=== Input ===
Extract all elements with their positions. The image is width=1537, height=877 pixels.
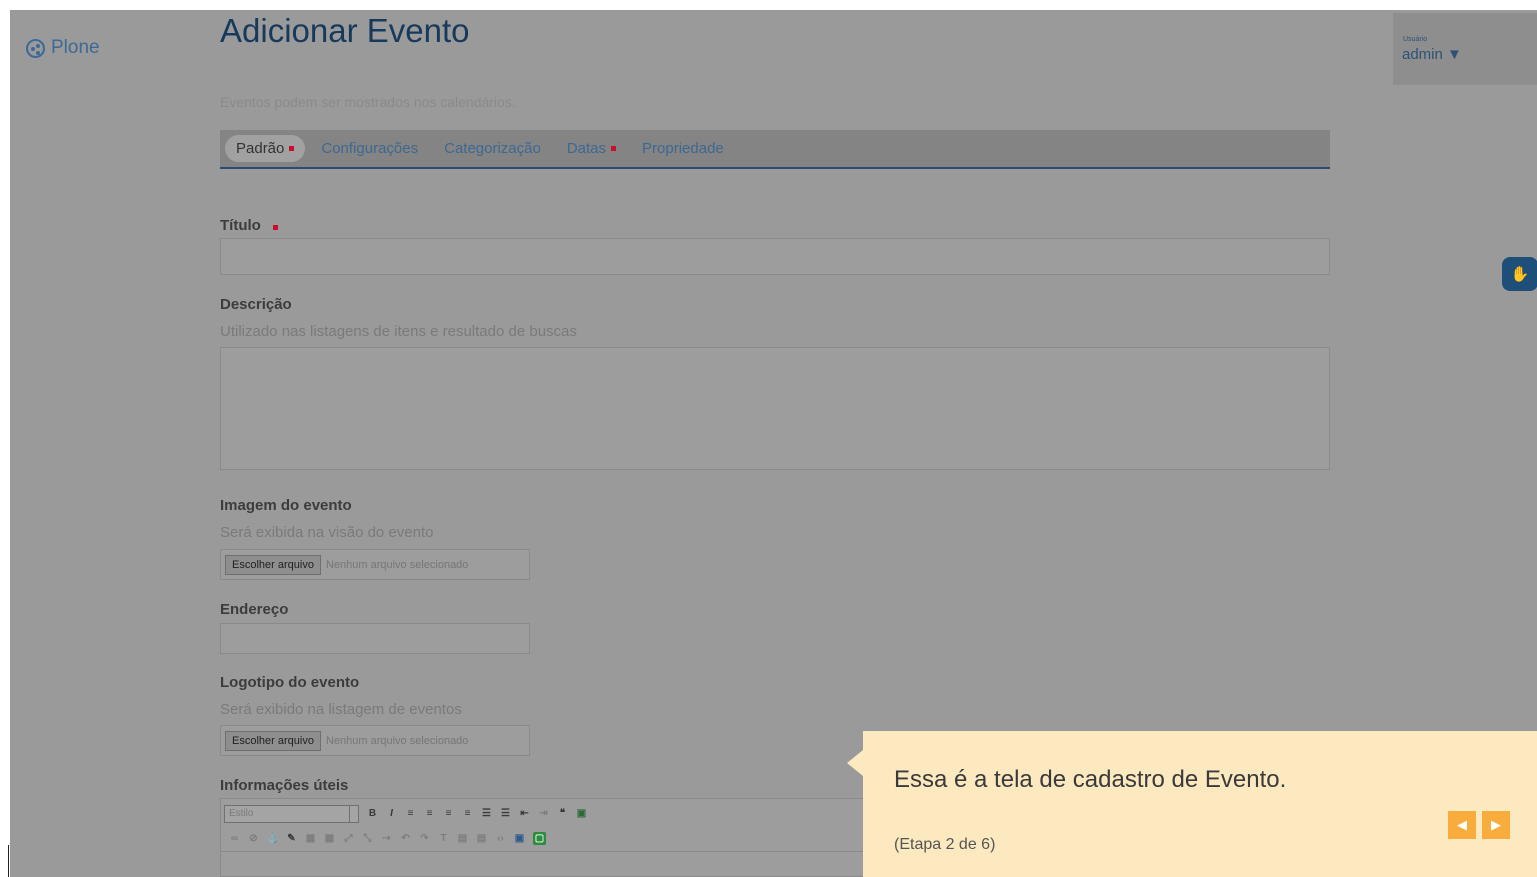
description-help: Utilizado nas listagens de itens e resul… xyxy=(220,323,577,340)
image-file-input: Escolher arquivo Nenhum arquivo selecion… xyxy=(220,549,530,580)
tab-datas[interactable]: Datas xyxy=(566,140,617,157)
rich-text-editor: Estilo B I ≡ ≡ ≡ ≡ ☰ ☰ ⇤ ⇥ ❝ ▣ ∞ ⊘ ⚓ ✎ ▦… xyxy=(220,798,870,877)
image-insert-icon[interactable]: ▣ xyxy=(576,808,587,819)
title-input[interactable] xyxy=(220,238,1330,275)
form-tabs: Padrão Configurações Categorização Datas… xyxy=(220,130,1330,169)
edit-icon[interactable]: ✎ xyxy=(286,833,297,844)
window-edge xyxy=(8,845,9,877)
user-menu[interactable]: Usuário admin ▼ xyxy=(1393,13,1537,85)
align-justify-icon[interactable]: ≡ xyxy=(462,808,473,819)
indent-icon[interactable]: ⇥ xyxy=(538,808,549,819)
link-icon[interactable]: ∞ xyxy=(229,833,240,844)
align-center-icon[interactable]: ≡ xyxy=(424,808,435,819)
unlink-icon[interactable]: ⊘ xyxy=(248,833,259,844)
tab-label: Categorização xyxy=(444,140,541,157)
tab-categorizacao[interactable]: Categorização xyxy=(444,140,541,157)
logo-file-status: Nenhum arquivo selecionado xyxy=(325,734,469,747)
html-source-icon[interactable]: ‹› xyxy=(495,833,506,844)
image-label: Imagem do evento xyxy=(220,497,352,514)
image-help: Será exibida na visão do evento xyxy=(220,524,434,541)
chevron-down-icon xyxy=(349,806,358,822)
title-label: Título xyxy=(220,217,278,234)
choose-image-button[interactable]: Escolher arquivo xyxy=(225,554,321,575)
event-logo-label: Logotipo do evento xyxy=(220,674,360,691)
style-select-value: Estilo xyxy=(229,808,254,819)
editor-body[interactable] xyxy=(221,851,869,877)
tab-label: Propriedade xyxy=(642,140,724,157)
user-name[interactable]: admin ▼ xyxy=(1402,46,1462,63)
merge-cell-icon[interactable]: ▤ xyxy=(476,833,487,844)
table-props-icon[interactable]: ▦ xyxy=(324,833,335,844)
plone-logo-icon xyxy=(26,38,45,58)
tooltip-next-button[interactable]: ▶ xyxy=(1482,811,1510,839)
style-select[interactable]: Estilo xyxy=(224,805,359,823)
insert-col-icon[interactable]: ⇢ xyxy=(381,833,392,844)
fullscreen-icon[interactable]: ▢ xyxy=(533,832,546,845)
editor-toolbar-row-2: ∞ ⊘ ⚓ ✎ ▦ ▦ ⤢ ⤡ ⇢ ↶ ↷ T ▤ ▤ ‹› ▣ ▢ xyxy=(229,832,546,845)
bullet-list-icon[interactable]: ☰ xyxy=(481,808,492,819)
hand-icon[interactable]: ✋ xyxy=(1502,257,1537,291)
useful-info-label: Informações úteis xyxy=(220,777,349,794)
table-icon[interactable]: ▦ xyxy=(305,833,316,844)
address-label: Endereço xyxy=(220,601,289,618)
description-textarea[interactable] xyxy=(220,347,1330,470)
delete-row-icon[interactable]: ⤡ xyxy=(362,833,373,844)
italic-icon[interactable]: I xyxy=(386,808,397,819)
align-left-icon[interactable]: ≡ xyxy=(405,808,416,819)
anchor-icon[interactable]: ⚓ xyxy=(267,833,279,844)
tab-padrao[interactable]: Padrão xyxy=(225,135,306,162)
required-marker xyxy=(289,146,295,151)
tab-label: Padrão xyxy=(236,140,285,157)
blockquote-icon[interactable]: ❝ xyxy=(557,808,568,819)
description-label: Descrição xyxy=(220,296,292,313)
required-marker xyxy=(273,225,278,230)
outdent-icon[interactable]: ⇤ xyxy=(519,808,530,819)
undo-icon[interactable]: ↶ xyxy=(400,833,411,844)
insert-row-icon[interactable]: ⤢ xyxy=(343,833,354,844)
bold-icon[interactable]: B xyxy=(367,808,378,819)
split-cell-icon[interactable]: ▤ xyxy=(457,833,468,844)
clear-format-icon[interactable]: T xyxy=(438,833,449,844)
plone-logo[interactable]: Plone xyxy=(26,37,100,59)
page-description: Eventos podem ser mostrados nos calendár… xyxy=(220,94,516,110)
tab-label: Configurações xyxy=(321,140,419,157)
tooltip-step: (Etapa 2 de 6) xyxy=(894,836,996,853)
choose-logo-button[interactable]: Escolher arquivo xyxy=(225,730,321,751)
required-marker xyxy=(611,146,617,151)
logo-text: Plone xyxy=(51,37,100,58)
address-input[interactable] xyxy=(220,623,530,654)
title-label-text: Título xyxy=(220,217,261,234)
tooltip-prev-button[interactable]: ◀ xyxy=(1448,811,1476,839)
editor-toolbar-row-1: B I ≡ ≡ ≡ ≡ ☰ ☰ ⇤ ⇥ ❝ ▣ xyxy=(367,808,587,819)
tour-tooltip: Essa é a tela de cadastro de Evento. (Et… xyxy=(847,731,1537,877)
media-icon[interactable]: ▣ xyxy=(514,833,525,844)
redo-icon[interactable]: ↷ xyxy=(419,833,430,844)
tab-configuracoes[interactable]: Configurações xyxy=(321,140,418,157)
tab-label: Datas xyxy=(566,140,607,157)
image-file-status: Nenhum arquivo selecionado xyxy=(325,558,469,571)
align-right-icon[interactable]: ≡ xyxy=(443,808,454,819)
event-logo-file-input: Escolher arquivo Nenhum arquivo selecion… xyxy=(220,725,530,756)
numbered-list-icon[interactable]: ☰ xyxy=(500,808,511,819)
user-caption: Usuário xyxy=(1403,36,1428,43)
tooltip-message: Essa é a tela de cadastro de Evento. xyxy=(894,766,1287,793)
event-logo-help: Será exibido na listagem de eventos xyxy=(220,701,462,718)
tab-propriedade[interactable]: Propriedade xyxy=(642,140,724,157)
page-title: Adicionar Evento xyxy=(220,12,470,49)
===
**What you need to do**
Copy out every one of the lines above word for word, leaving out the pictures.

**Solution**
Extract all elements with their positions. The image is width=1537, height=877 pixels.
description-help: Utilizado nas listagens de itens e resul… xyxy=(220,323,577,340)
image-file-input: Escolher arquivo Nenhum arquivo selecion… xyxy=(220,549,530,580)
tab-datas[interactable]: Datas xyxy=(566,140,617,157)
rich-text-editor: Estilo B I ≡ ≡ ≡ ≡ ☰ ☰ ⇤ ⇥ ❝ ▣ ∞ ⊘ ⚓ ✎ ▦… xyxy=(220,798,870,877)
image-insert-icon[interactable]: ▣ xyxy=(576,808,587,819)
title-input[interactable] xyxy=(220,238,1330,275)
form-tabs: Padrão Configurações Categorização Datas… xyxy=(220,130,1330,169)
edit-icon[interactable]: ✎ xyxy=(286,833,297,844)
window-edge xyxy=(8,845,9,877)
user-menu[interactable]: Usuário admin ▼ xyxy=(1393,13,1537,85)
align-justify-icon[interactable]: ≡ xyxy=(462,808,473,819)
indent-icon[interactable]: ⇥ xyxy=(538,808,549,819)
link-icon[interactable]: ∞ xyxy=(229,833,240,844)
align-center-icon[interactable]: ≡ xyxy=(424,808,435,819)
unlink-icon[interactable]: ⊘ xyxy=(248,833,259,844)
tab-label: Categorização xyxy=(444,140,541,157)
tab-categorizacao[interactable]: Categorização xyxy=(444,140,541,157)
logo-file-status: Nenhum arquivo selecionado xyxy=(325,734,469,747)
html-source-icon[interactable]: ‹› xyxy=(495,833,506,844)
image-label: Imagem do evento xyxy=(220,497,352,514)
image-help: Será exibida na visão do evento xyxy=(220,524,434,541)
chevron-down-icon xyxy=(349,806,358,822)
title-label: Título xyxy=(220,217,278,234)
choose-image-button[interactable]: Escolher arquivo xyxy=(225,554,321,575)
event-logo-label: Logotipo do evento xyxy=(220,674,360,691)
style-select-value: Estilo xyxy=(229,808,254,819)
editor-body[interactable] xyxy=(221,851,869,877)
tab-label: Propriedade xyxy=(642,140,724,157)
user-name[interactable]: admin ▼ xyxy=(1402,46,1462,63)
merge-cell-icon[interactable]: ▤ xyxy=(476,833,487,844)
table-props-icon[interactable]: ▦ xyxy=(324,833,335,844)
plone-logo-icon xyxy=(26,38,45,58)
tooltip-next-button[interactable]: ▶ xyxy=(1482,811,1510,839)
style-select[interactable]: Estilo xyxy=(224,805,359,823)
insert-col-icon[interactable]: ⇢ xyxy=(381,833,392,844)
fullscreen-icon[interactable]: ▢ xyxy=(533,832,546,845)
editor-toolbar-row-2: ∞ ⊘ ⚓ ✎ ▦ ▦ ⤢ ⤡ ⇢ ↶ ↷ T ▤ ▤ ‹› ▣ ▢ xyxy=(229,832,546,845)
bullet-list-icon[interactable]: ☰ xyxy=(481,808,492,819)
hand-icon[interactable]: ✋ xyxy=(1502,257,1537,291)
useful-info-label: Informações úteis xyxy=(220,777,349,794)
table-icon[interactable]: ▦ xyxy=(305,833,316,844)
address-label: Endereço xyxy=(220,601,289,618)
description-textarea[interactable] xyxy=(220,347,1330,470)
delete-row-icon[interactable]: ⤡ xyxy=(362,833,373,844)
italic-icon[interactable]: I xyxy=(386,808,397,819)
align-left-icon[interactable]: ≡ xyxy=(405,808,416,819)
anchor-icon[interactable]: ⚓ xyxy=(267,833,279,844)
tab-padrao[interactable]: Padrão xyxy=(225,135,306,162)
required-marker xyxy=(289,146,295,151)
tab-label: Padrão xyxy=(236,140,285,157)
blockquote-icon[interactable]: ❝ xyxy=(557,808,568,819)
description-label: Descrição xyxy=(220,296,292,313)
required-marker xyxy=(273,225,278,230)
outdent-icon[interactable]: ⇤ xyxy=(519,808,530,819)
undo-icon[interactable]: ↶ xyxy=(400,833,411,844)
insert-row-icon[interactable]: ⤢ xyxy=(343,833,354,844)
bold-icon[interactable]: B xyxy=(367,808,378,819)
split-cell-icon[interactable]: ▤ xyxy=(457,833,468,844)
clear-format-icon[interactable]: T xyxy=(438,833,449,844)
plone-logo[interactable]: Plone xyxy=(26,37,100,59)
page-description: Eventos podem ser mostrados nos calendár… xyxy=(220,94,516,110)
tab-label: Configurações xyxy=(321,140,419,157)
tooltip-step: (Etapa 2 de 6) xyxy=(894,836,996,853)
choose-logo-button[interactable]: Escolher arquivo xyxy=(225,730,321,751)
required-marker xyxy=(611,146,617,151)
logo-text: Plone xyxy=(51,37,100,58)
address-input[interactable] xyxy=(220,623,530,654)
title-label-text: Título xyxy=(220,217,261,234)
tooltip-prev-button[interactable]: ◀ xyxy=(1448,811,1476,839)
editor-toolbar-row-1: B I ≡ ≡ ≡ ≡ ☰ ☰ ⇤ ⇥ ❝ ▣ xyxy=(367,808,587,819)
tour-tooltip: Essa é a tela de cadastro de Evento. (Et… xyxy=(847,731,1537,877)
media-icon[interactable]: ▣ xyxy=(514,833,525,844)
redo-icon[interactable]: ↷ xyxy=(419,833,430,844)
tab-configuracoes[interactable]: Configurações xyxy=(321,140,418,157)
tab-label: Datas xyxy=(566,140,607,157)
image-file-status: Nenhum arquivo selecionado xyxy=(325,558,469,571)
align-right-icon[interactable]: ≡ xyxy=(443,808,454,819)
event-logo-file-input: Escolher arquivo Nenhum arquivo selecion… xyxy=(220,725,530,756)
numbered-list-icon[interactable]: ☰ xyxy=(500,808,511,819)
user-caption: Usuário xyxy=(1403,36,1428,43)
tooltip-message: Essa é a tela de cadastro de Evento. xyxy=(894,766,1287,793)
event-logo-help: Será exibido na listagem de eventos xyxy=(220,701,462,718)
tab-propriedade[interactable]: Propriedade xyxy=(642,140,724,157)
page-title: Adicionar Evento xyxy=(220,12,470,49)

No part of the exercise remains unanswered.